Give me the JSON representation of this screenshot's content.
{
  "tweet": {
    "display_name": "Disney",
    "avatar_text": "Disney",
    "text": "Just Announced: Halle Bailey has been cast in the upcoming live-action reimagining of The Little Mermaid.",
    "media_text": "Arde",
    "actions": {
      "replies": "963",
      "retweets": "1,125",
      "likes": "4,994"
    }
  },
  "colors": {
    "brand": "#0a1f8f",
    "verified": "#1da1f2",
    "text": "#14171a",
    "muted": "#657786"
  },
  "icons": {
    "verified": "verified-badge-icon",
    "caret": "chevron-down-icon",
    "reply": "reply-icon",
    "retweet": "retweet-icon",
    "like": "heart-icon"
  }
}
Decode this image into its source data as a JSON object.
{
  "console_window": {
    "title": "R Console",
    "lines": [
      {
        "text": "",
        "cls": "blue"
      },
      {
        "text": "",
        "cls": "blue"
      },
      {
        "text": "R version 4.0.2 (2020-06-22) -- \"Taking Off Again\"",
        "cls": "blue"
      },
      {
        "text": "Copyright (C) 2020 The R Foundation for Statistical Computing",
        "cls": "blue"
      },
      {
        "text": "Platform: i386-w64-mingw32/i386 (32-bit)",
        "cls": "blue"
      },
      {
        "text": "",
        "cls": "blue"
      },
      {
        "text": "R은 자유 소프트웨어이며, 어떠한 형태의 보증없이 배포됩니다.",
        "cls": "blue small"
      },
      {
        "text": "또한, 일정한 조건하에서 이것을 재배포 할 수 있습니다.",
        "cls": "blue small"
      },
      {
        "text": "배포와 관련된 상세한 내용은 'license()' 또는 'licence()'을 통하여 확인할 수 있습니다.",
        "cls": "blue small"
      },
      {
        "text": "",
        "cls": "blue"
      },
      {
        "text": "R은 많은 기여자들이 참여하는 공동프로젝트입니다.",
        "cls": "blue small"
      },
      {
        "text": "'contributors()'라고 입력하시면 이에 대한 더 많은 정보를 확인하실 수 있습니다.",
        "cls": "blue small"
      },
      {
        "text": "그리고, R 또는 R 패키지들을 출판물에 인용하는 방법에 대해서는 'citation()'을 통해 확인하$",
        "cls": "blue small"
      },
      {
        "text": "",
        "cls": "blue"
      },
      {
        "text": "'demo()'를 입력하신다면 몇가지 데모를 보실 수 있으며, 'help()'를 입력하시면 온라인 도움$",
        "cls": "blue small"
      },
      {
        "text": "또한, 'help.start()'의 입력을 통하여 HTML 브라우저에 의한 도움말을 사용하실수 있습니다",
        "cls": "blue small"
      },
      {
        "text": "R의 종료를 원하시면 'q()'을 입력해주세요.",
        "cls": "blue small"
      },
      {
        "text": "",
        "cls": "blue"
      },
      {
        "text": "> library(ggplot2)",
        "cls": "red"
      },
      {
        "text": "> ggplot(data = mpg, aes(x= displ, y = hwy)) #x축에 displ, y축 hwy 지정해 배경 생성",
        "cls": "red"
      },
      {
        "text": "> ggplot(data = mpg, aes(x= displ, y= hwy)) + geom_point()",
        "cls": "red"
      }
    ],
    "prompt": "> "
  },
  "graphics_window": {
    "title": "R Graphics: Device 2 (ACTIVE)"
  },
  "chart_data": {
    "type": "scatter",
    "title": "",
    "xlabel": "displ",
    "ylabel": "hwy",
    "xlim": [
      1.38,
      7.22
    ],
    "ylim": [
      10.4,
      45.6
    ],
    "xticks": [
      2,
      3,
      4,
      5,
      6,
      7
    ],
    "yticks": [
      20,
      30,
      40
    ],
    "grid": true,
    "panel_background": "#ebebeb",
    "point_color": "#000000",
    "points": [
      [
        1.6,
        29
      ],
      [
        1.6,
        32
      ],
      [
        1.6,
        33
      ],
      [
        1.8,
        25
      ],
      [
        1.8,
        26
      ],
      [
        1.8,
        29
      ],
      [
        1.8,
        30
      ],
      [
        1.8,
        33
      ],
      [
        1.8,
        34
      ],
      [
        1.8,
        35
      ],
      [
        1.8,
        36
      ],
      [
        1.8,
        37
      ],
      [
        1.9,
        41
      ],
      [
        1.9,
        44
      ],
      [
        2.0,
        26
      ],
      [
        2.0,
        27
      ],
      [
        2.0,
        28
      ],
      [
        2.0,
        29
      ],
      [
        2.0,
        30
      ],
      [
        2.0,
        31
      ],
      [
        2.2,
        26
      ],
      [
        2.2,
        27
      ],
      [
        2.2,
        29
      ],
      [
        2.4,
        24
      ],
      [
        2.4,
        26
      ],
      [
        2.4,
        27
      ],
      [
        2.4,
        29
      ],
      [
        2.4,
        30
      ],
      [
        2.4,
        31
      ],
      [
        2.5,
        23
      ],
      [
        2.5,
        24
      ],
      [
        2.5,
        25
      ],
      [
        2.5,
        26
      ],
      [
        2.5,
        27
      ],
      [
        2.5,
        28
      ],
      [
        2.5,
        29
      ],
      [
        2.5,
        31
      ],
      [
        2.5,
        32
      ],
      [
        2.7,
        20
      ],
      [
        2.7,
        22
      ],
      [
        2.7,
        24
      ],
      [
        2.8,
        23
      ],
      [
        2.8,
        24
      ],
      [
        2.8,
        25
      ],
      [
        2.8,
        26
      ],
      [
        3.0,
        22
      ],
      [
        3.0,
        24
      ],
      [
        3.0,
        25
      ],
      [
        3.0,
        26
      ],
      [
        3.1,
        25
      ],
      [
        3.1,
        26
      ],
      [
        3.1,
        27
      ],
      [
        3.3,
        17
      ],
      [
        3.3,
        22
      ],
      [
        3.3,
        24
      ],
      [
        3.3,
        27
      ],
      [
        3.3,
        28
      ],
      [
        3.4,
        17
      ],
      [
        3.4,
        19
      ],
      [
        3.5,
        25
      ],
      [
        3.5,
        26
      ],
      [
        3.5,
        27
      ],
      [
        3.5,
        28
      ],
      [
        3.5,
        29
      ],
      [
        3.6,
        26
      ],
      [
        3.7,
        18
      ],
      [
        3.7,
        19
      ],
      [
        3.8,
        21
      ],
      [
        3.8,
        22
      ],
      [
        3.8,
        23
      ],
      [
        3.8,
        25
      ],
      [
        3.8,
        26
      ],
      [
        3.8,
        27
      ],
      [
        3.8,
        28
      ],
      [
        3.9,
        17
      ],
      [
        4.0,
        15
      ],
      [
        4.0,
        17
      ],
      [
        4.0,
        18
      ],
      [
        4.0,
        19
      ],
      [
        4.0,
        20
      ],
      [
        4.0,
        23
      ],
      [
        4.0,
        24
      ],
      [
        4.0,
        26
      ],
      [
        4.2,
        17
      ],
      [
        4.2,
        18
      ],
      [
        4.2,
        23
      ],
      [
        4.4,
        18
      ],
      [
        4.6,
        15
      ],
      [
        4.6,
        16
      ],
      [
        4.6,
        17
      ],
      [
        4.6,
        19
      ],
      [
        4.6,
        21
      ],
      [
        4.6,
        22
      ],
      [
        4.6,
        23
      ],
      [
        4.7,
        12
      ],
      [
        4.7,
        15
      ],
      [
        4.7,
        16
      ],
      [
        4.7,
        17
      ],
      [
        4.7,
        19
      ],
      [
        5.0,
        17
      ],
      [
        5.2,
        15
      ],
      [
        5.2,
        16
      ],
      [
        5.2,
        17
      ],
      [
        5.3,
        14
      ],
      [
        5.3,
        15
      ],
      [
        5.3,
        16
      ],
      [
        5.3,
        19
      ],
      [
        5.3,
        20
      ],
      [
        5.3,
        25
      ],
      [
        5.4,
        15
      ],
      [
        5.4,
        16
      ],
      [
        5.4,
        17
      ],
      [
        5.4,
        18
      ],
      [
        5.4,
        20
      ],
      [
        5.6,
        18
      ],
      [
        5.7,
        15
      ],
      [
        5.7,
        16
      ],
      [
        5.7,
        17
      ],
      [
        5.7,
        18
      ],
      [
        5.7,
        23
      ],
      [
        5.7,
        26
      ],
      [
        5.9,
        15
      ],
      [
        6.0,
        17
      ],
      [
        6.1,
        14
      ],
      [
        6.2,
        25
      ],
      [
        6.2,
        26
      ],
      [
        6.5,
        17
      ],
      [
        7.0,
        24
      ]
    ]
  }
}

EXERCISE DETAILS |
Your answer should be a single number: the count of lines in the data that include the word "title".

ANSWER TO THIS TASK |
3